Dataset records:
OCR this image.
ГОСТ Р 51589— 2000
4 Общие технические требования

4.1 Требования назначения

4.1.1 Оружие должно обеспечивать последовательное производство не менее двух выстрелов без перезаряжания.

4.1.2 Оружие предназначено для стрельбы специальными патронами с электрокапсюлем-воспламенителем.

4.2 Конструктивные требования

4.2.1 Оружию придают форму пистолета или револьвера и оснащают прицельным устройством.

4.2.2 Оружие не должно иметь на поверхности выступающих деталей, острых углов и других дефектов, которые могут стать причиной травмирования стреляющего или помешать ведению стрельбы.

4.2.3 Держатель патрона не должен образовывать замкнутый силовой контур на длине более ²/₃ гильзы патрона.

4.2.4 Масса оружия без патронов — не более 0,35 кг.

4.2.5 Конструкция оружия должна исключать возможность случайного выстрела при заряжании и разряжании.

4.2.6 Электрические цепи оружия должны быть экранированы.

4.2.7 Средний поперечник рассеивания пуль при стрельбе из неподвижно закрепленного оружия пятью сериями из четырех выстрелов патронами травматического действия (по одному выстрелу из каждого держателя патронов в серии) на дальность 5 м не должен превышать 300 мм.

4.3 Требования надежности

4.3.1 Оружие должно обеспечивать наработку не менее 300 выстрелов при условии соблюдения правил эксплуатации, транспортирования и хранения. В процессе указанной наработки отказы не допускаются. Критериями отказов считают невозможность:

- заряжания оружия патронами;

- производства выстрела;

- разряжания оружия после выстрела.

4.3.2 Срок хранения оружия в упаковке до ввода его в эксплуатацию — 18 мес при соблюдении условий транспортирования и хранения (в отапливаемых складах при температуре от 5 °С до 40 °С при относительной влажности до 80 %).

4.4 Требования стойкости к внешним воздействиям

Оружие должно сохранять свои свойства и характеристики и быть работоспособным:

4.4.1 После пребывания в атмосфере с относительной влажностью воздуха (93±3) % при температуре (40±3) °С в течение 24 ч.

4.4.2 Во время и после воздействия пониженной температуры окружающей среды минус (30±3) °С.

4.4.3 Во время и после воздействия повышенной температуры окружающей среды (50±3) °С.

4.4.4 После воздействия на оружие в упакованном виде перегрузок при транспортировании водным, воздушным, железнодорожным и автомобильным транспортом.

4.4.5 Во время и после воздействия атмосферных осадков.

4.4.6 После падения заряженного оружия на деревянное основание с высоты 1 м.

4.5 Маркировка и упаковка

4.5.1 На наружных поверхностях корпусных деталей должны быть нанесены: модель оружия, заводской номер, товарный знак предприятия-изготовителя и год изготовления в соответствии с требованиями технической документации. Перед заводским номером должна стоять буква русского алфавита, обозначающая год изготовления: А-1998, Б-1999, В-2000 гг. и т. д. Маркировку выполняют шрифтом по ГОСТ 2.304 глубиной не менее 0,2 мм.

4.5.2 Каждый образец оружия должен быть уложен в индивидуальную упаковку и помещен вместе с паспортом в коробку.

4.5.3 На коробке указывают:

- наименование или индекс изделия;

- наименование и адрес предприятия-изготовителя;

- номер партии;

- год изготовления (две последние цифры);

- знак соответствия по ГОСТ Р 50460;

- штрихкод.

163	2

_DIRECTIVE:_
Retype every entry above, word for word.

_WRITTEN RESPONSE:_
OCR this image.
ГОСТ Р 51589— 2000
4 Общие технические требования

4.1 Требования назначения

4.1.1 Оружие должно обеспечивать последовательное производство не менее двух выстрелов без перезаряжания.

4.1.2 Оружие предназначено для стрельбы специальными патронами с электрокапсюлем-воспламенителем.

4.2 Конструктивные требования

4.2.1 Оружию придают форму пистолета или револьвера и оснащают прицельным устройством.

4.2.2 Оружие не должно иметь на поверхности выступающих деталей, острых углов и других дефектов, которые могут стать причиной травмирования стреляющего или помешать ведению стрельбы.

4.2.3 Держатель патрона не должен образовывать замкнутый силовой контур на длине более ²/₃ гильзы патрона.

4.2.4 Масса оружия без патронов — не более 0,35 кг.

4.2.5 Конструкция оружия должна исключать возможность случайного выстрела при заряжании и разряжании.

4.2.6 Электрические цепи оружия должны быть экранированы.

4.2.7 Средний поперечник рассеивания пуль при стрельбе из неподвижно закрепленного оружия пятью сериями из четырех выстрелов патронами травматического действия (по одному выстрелу из каждого держателя патронов в серии) на дальность 5 м не должен превышать 300 мм.

4.3 Требования надежности

4.3.1 Оружие должно обеспечивать наработку не менее 300 выстрелов при условии соблюдения правил эксплуатации, транспортирования и хранения. В процессе указанной наработки отказы не допускаются. Критериями отказов считают невозможность:

- заряжания оружия патронами;

- производства выстрела;

- разряжания оружия после выстрела.

4.3.2 Срок хранения оружия в упаковке до ввода его в эксплуатацию — 18 мес при соблюдении условий транспортирования и хранения (в отапливаемых складах при температуре от 5 °С до 40 °С при относительной влажности до 80 %).

4.4 Требования стойкости к внешним воздействиям

Оружие должно сохранять свои свойства и характеристики и быть работоспособным:

4.4.1 После пребывания в атмосфере с относительной влажностью воздуха (93±3) % при температуре (40±3) °С в течение 24 ч.

4.4.2 Во время и после воздействия пониженной температуры окружающей среды минус (30±3) °С.

4.4.3 Во время и после воздействия повышенной температуры окружающей среды (50±3) °С.

4.4.4 После воздействия на оружие в упакованном виде перегрузок при транспортировании водным, воздушным, железнодорожным и автомобильным транспортом.

4.4.5 Во время и после воздействия атмосферных осадков.

4.4.6 После падения заряженного оружия на деревянное основание с высоты 1 м.

4.5 Маркировка и упаковка

4.5.1 На наружных поверхностях корпусных деталей должны быть нанесены: модель оружия, заводской номер, товарный знак предприятия-изготовителя и год изготовления в соответствии с требованиями технической документации. Перед заводским номером должна стоять буква русского алфавита, обозначающая год изготовления: А-1998, Б-1999, В-2000 гг. и т. д. Маркировку выполняют шрифтом по ГОСТ 2.304 глубиной не менее 0,2 мм.

4.5.2 Каждый образец оружия должен быть уложен в индивидуальную упаковку и помещен вместе с паспортом в коробку.

4.5.3 На коробке указывают:

- наименование или индекс изделия;

- наименование и адрес предприятия-изготовителя;

- номер партии;

- год изготовления (две последние цифры);

- знак соответствия по ГОСТ Р 50460;

- штрихкод.

163	2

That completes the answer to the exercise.